§ Short problem
Reproduce all of the data that follows, character for character.

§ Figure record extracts
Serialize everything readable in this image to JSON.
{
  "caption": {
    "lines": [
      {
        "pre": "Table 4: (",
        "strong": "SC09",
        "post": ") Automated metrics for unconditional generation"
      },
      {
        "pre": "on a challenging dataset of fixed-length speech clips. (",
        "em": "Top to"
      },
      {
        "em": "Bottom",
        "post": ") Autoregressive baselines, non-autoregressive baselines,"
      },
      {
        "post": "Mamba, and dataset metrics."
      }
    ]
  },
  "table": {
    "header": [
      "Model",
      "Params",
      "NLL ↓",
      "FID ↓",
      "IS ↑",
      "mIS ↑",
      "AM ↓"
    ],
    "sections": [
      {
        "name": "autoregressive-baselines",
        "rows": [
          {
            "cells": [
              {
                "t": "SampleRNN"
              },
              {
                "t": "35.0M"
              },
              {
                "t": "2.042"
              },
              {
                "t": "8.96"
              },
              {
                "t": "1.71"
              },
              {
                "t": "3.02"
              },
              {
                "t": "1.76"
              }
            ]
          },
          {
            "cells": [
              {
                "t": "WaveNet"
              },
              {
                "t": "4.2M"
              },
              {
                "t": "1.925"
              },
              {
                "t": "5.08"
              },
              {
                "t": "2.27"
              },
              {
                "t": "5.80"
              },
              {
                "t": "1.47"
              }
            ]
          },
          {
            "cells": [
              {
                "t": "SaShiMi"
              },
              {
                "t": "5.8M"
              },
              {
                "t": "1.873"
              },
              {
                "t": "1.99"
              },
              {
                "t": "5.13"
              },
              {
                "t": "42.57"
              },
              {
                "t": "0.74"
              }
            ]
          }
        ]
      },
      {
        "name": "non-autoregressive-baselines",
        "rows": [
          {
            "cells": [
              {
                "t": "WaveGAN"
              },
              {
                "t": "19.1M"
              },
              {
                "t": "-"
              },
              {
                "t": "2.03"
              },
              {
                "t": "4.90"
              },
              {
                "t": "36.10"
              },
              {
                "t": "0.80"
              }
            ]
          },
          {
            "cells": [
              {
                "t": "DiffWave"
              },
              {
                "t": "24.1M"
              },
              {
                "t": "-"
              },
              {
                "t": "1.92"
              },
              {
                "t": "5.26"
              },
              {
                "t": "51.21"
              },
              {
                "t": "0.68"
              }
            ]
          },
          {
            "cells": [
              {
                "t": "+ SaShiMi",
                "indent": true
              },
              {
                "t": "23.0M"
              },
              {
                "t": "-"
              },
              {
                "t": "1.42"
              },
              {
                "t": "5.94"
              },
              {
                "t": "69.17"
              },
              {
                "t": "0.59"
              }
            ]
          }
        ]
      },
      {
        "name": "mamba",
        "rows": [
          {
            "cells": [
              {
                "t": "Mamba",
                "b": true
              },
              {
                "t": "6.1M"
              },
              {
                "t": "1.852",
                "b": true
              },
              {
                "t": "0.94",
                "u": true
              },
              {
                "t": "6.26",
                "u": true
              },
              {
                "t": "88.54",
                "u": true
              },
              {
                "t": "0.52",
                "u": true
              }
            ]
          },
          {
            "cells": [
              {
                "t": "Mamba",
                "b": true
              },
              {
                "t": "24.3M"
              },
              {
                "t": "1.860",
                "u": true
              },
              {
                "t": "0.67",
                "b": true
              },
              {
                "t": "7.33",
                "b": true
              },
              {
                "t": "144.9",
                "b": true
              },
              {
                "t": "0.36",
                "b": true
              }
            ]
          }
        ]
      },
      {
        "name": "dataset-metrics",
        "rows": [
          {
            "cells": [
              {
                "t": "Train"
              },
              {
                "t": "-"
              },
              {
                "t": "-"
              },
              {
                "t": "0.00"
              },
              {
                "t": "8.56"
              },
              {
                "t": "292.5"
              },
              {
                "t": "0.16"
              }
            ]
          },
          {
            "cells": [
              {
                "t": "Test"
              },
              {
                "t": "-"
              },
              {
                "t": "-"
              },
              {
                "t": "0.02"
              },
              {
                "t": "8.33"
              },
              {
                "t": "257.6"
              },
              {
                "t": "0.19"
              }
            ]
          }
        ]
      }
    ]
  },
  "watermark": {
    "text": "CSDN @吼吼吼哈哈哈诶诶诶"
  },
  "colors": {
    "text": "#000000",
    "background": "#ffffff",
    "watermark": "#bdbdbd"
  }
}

§ Output
Serialize everything readable in this image to JSON.
{
  "caption": {
    "lines": [
      {
        "pre": "Table 4: (",
        "strong": "SC09",
        "post": ") Automated metrics for unconditional generation"
      },
      {
        "pre": "on a challenging dataset of fixed-length speech clips. (",
        "em": "Top to"
      },
      {
        "em": "Bottom",
        "post": ") Autoregressive baselines, non-autoregressive baselines,"
      },
      {
        "post": "Mamba, and dataset metrics."
      }
    ]
  },
  "table": {
    "header": [
      "Model",
      "Params",
      "NLL ↓",
      "FID ↓",
      "IS ↑",
      "mIS ↑",
      "AM ↓"
    ],
    "sections": [
      {
        "name": "autoregressive-baselines",
        "rows": [
          {
            "cells": [
              {
                "t": "SampleRNN"
              },
              {
                "t": "35.0M"
              },
              {
                "t": "2.042"
              },
              {
                "t": "8.96"
              },
              {
                "t": "1.71"
              },
              {
                "t": "3.02"
              },
              {
                "t": "1.76"
              }
            ]
          },
          {
            "cells": [
              {
                "t": "WaveNet"
              },
              {
                "t": "4.2M"
              },
              {
                "t": "1.925"
              },
              {
                "t": "5.08"
              },
              {
                "t": "2.27"
              },
              {
                "t": "5.80"
              },
              {
                "t": "1.47"
              }
            ]
          },
          {
            "cells": [
              {
                "t": "SaShiMi"
              },
              {
                "t": "5.8M"
              },
              {
                "t": "1.873"
              },
              {
                "t": "1.99"
              },
              {
                "t": "5.13"
              },
              {
                "t": "42.57"
              },
              {
                "t": "0.74"
              }
            ]
          }
        ]
      },
      {
        "name": "non-autoregressive-baselines",
        "rows": [
          {
            "cells": [
              {
                "t": "WaveGAN"
              },
              {
                "t": "19.1M"
              },
              {
                "t": "-"
              },
              {
                "t": "2.03"
              },
              {
                "t": "4.90"
              },
              {
                "t": "36.10"
              },
              {
                "t": "0.80"
              }
            ]
          },
          {
            "cells": [
              {
                "t": "DiffWave"
              },
              {
                "t": "24.1M"
              },
              {
                "t": "-"
              },
              {
                "t": "1.92"
              },
              {
                "t": "5.26"
              },
              {
                "t": "51.21"
              },
              {
                "t": "0.68"
              }
            ]
          },
          {
            "cells": [
              {
                "t": "+ SaShiMi",
                "indent": true
              },
              {
                "t": "23.0M"
              },
              {
                "t": "-"
              },
              {
                "t": "1.42"
              },
              {
                "t": "5.94"
              },
              {
                "t": "69.17"
              },
              {
                "t": "0.59"
              }
            ]
          }
        ]
      },
      {
        "name": "mamba",
        "rows": [
          {
            "cells": [
              {
                "t": "Mamba",
                "b": true
              },
              {
                "t": "6.1M"
              },
              {
                "t": "1.852",
                "b": true
              },
              {
                "t": "0.94",
                "u": true
              },
              {
                "t": "6.26",
                "u": true
              },
              {
                "t": "88.54",
                "u": true
              },
              {
                "t": "0.52",
                "u": true
              }
            ]
          },
          {
            "cells": [
              {
                "t": "Mamba",
                "b": true
              },
              {
                "t": "24.3M"
              },
              {
                "t": "1.860",
                "u": true
              },
              {
                "t": "0.67",
                "b": true
              },
              {
                "t": "7.33",
                "b": true
              },
              {
                "t": "144.9",
                "b": true
              },
              {
                "t": "0.36",
                "b": true
              }
            ]
          }
        ]
      },
      {
        "name": "dataset-metrics",
        "rows": [
          {
            "cells": [
              {
                "t": "Train"
              },
              {
                "t": "-"
              },
              {
                "t": "-"
              },
              {
                "t": "0.00"
              },
              {
                "t": "8.56"
              },
              {
                "t": "292.5"
              },
              {
                "t": "0.16"
              }
            ]
          },
          {
            "cells": [
              {
                "t": "Test"
              },
              {
                "t": "-"
              },
              {
                "t": "-"
              },
              {
                "t": "0.02"
              },
              {
                "t": "8.33"
              },
              {
                "t": "257.6"
              },
              {
                "t": "0.19"
              }
            ]
          }
        ]
      }
    ]
  },
  "watermark": {
    "text": "CSDN @吼吼吼哈哈哈诶诶诶"
  },
  "colors": {
    "text": "#000000",
    "background": "#ffffff",
    "watermark": "#bdbdbd"
  }
}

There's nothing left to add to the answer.